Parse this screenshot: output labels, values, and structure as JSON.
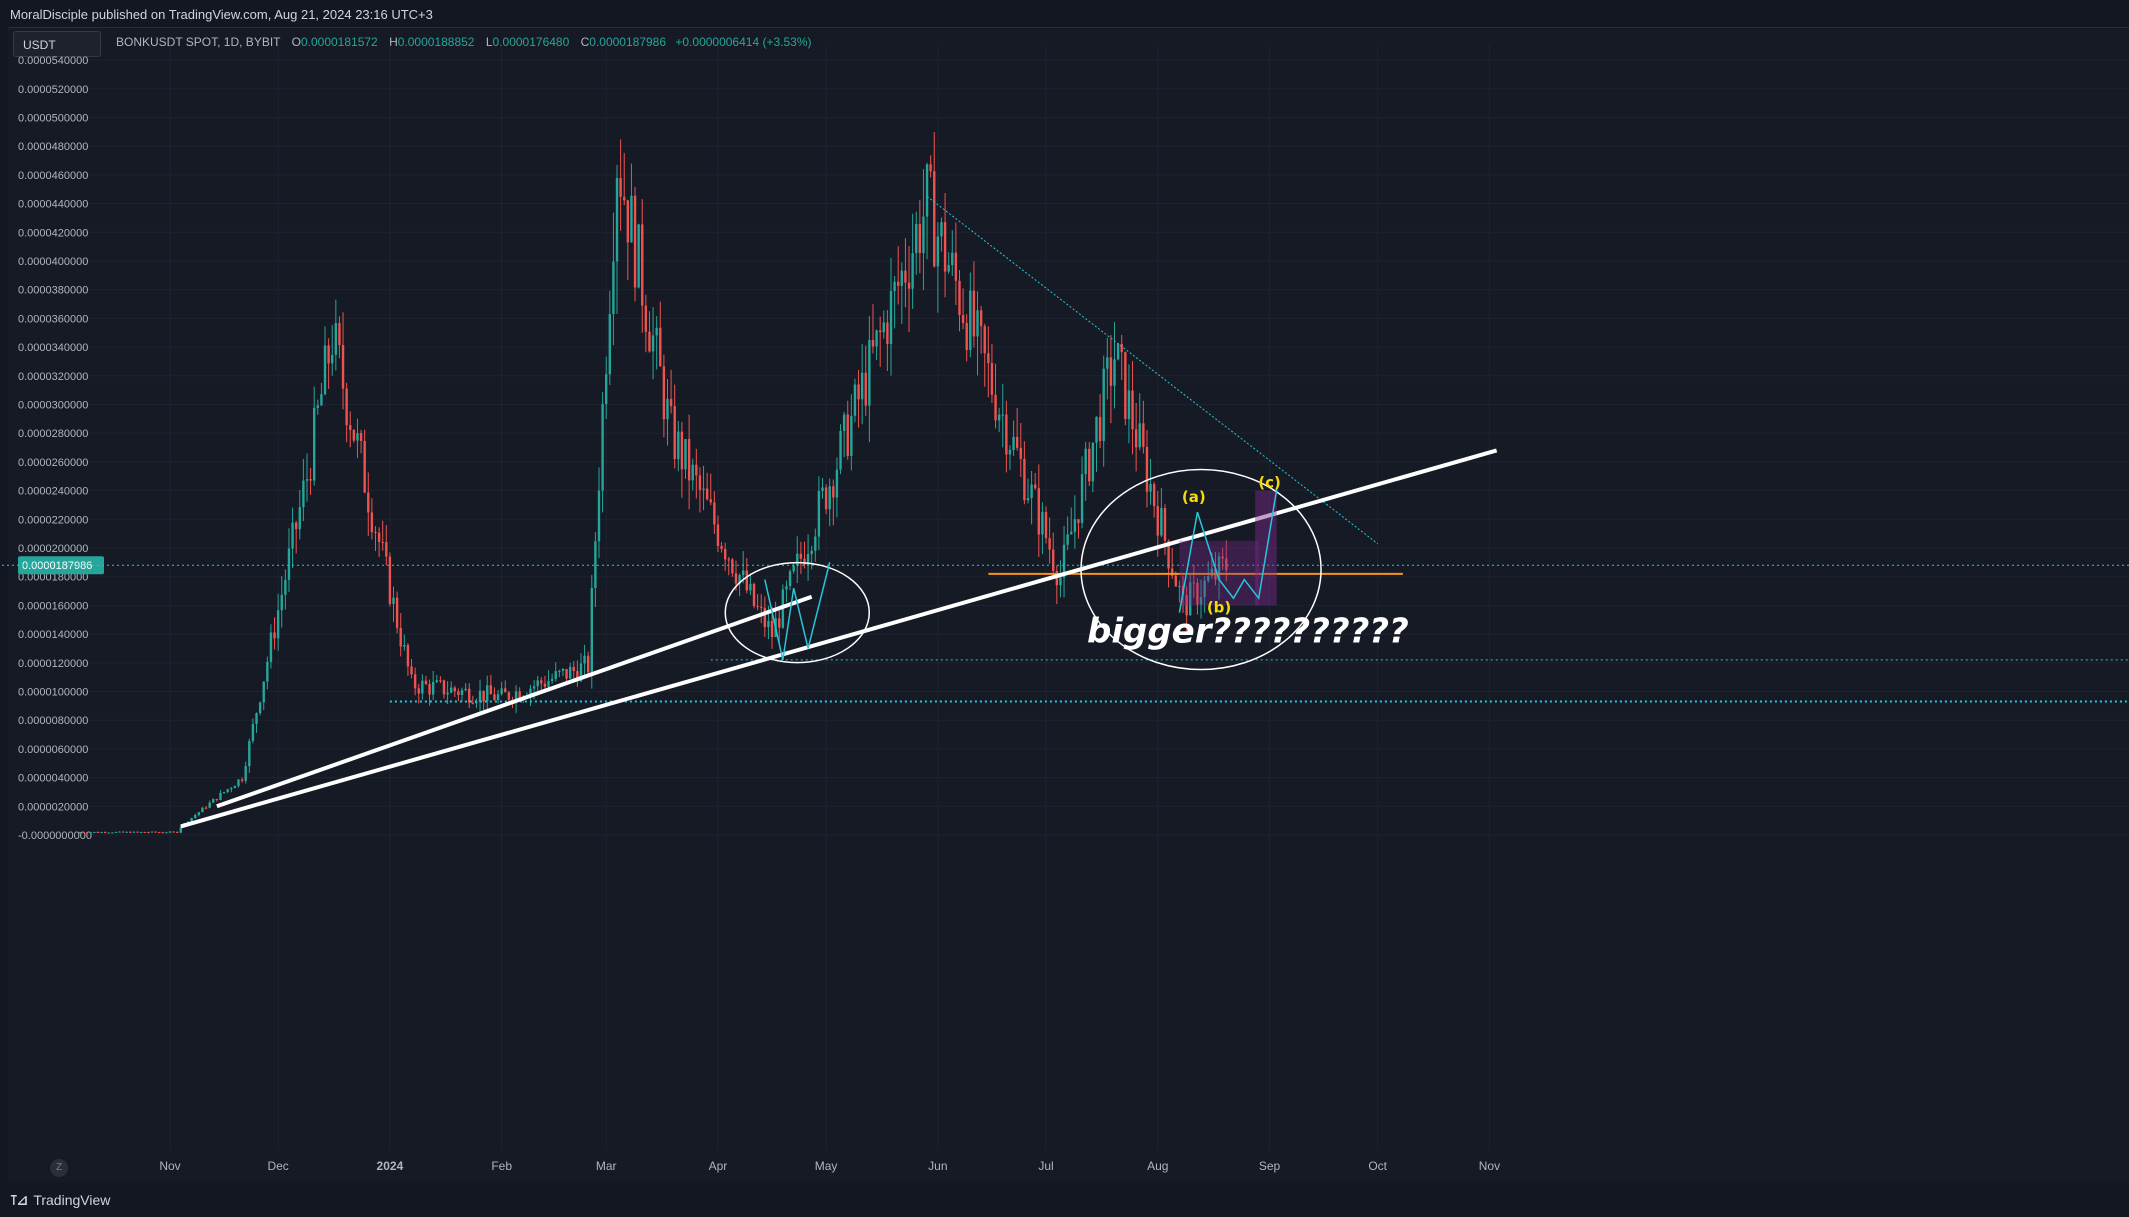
{
  "header": {
    "publisher": "MoralDisciple published on TradingView.com, Aug 21, 2024 23:16 UTC+3"
  },
  "symbol_box": {
    "label": "USDT"
  },
  "legend": {
    "symbol": "BONKUSDT SPOT, 1D, BYBIT",
    "open_label": "O",
    "open": "0.0000181572",
    "high_label": "H",
    "high": "0.0000188852",
    "low_label": "L",
    "low": "0.0000176480",
    "close_label": "C",
    "close": "0.0000187986",
    "change": "+0.0000006414 (+3.53%)"
  },
  "footer": {
    "brand": "TradingView",
    "zoom_reset": "Z"
  },
  "colors": {
    "background": "#161a25",
    "up": "#26a69a",
    "down": "#ef5350",
    "trendline": "#ffffff",
    "support": "#f7931a",
    "dotted": "#26c6da",
    "label_yellow": "#f5d90a",
    "price_badge": "#26a69a",
    "projection_box": "#7b2b8c"
  },
  "chart_data": {
    "type": "candlestick",
    "title": "",
    "ylim": [
      -1e-10,
      5.4e-06
    ],
    "y_ticks": [
      "0.0000540000",
      "0.0000520000",
      "0.0000500000",
      "0.0000480000",
      "0.0000460000",
      "0.0000440000",
      "0.0000420000",
      "0.0000400000",
      "0.0000380000",
      "0.0000360000",
      "0.0000340000",
      "0.0000320000",
      "0.0000300000",
      "0.0000280000",
      "0.0000260000",
      "0.0000240000",
      "0.0000220000",
      "0.0000200000",
      "0.0000180000",
      "0.0000160000",
      "0.0000140000",
      "0.0000120000",
      "0.0000100000",
      "0.0000080000",
      "0.0000060000",
      "0.0000040000",
      "0.0000020000",
      "-0.0000000000"
    ],
    "y_tick_values": [
      54,
      52,
      50,
      48,
      46,
      44,
      42,
      40,
      38,
      36,
      34,
      32,
      30,
      28,
      26,
      24,
      22,
      20,
      18,
      16,
      14,
      12,
      10,
      8,
      6,
      4,
      2,
      0
    ],
    "x_ticks": [
      "Nov",
      "Dec",
      "2024",
      "Feb",
      "Mar",
      "Apr",
      "May",
      "Jun",
      "Jul",
      "Aug",
      "Sep",
      "Oct",
      "Nov"
    ],
    "x_tick_days": [
      0,
      30,
      61,
      92,
      121,
      152,
      182,
      213,
      243,
      274,
      305,
      335,
      366
    ],
    "current_price": "0.0000187986",
    "current_price_value": 18.8,
    "value_unit_note": "values in units of 1e-7 USDT as shown on axis (e.g. 18.8 = 0.0000188)",
    "key_points": [
      {
        "day": 3,
        "price": 0.6
      },
      {
        "day": 20,
        "price": 4.0
      },
      {
        "day": 38,
        "price": 25
      },
      {
        "day": 45,
        "price": 34.8
      },
      {
        "day": 67,
        "price": 10.5
      },
      {
        "day": 92,
        "price": 9.6
      },
      {
        "day": 116,
        "price": 11.8
      },
      {
        "day": 124,
        "price": 47.5
      },
      {
        "day": 139,
        "price": 28
      },
      {
        "day": 162,
        "price": 16
      },
      {
        "day": 167,
        "price": 14
      },
      {
        "day": 185,
        "price": 26
      },
      {
        "day": 210,
        "price": 44
      },
      {
        "day": 247,
        "price": 18
      },
      {
        "day": 262,
        "price": 33.5
      },
      {
        "day": 281,
        "price": 16
      },
      {
        "day": 293,
        "price": 18.8
      }
    ],
    "annotations": {
      "wave_a": "(a)",
      "wave_b": "(b)",
      "wave_c": "(c)",
      "question": "bigger??????????"
    },
    "levels": {
      "support_orange": 18.2,
      "dotted_low_1": 12.2,
      "dotted_low_2": 9.3,
      "dotted_current": 18.8
    },
    "grid": true
  }
}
——
◆ What needs to be done
Tally up the lines holding the string "TradingView" in this listing, and report the total alone.

◆ Full response
2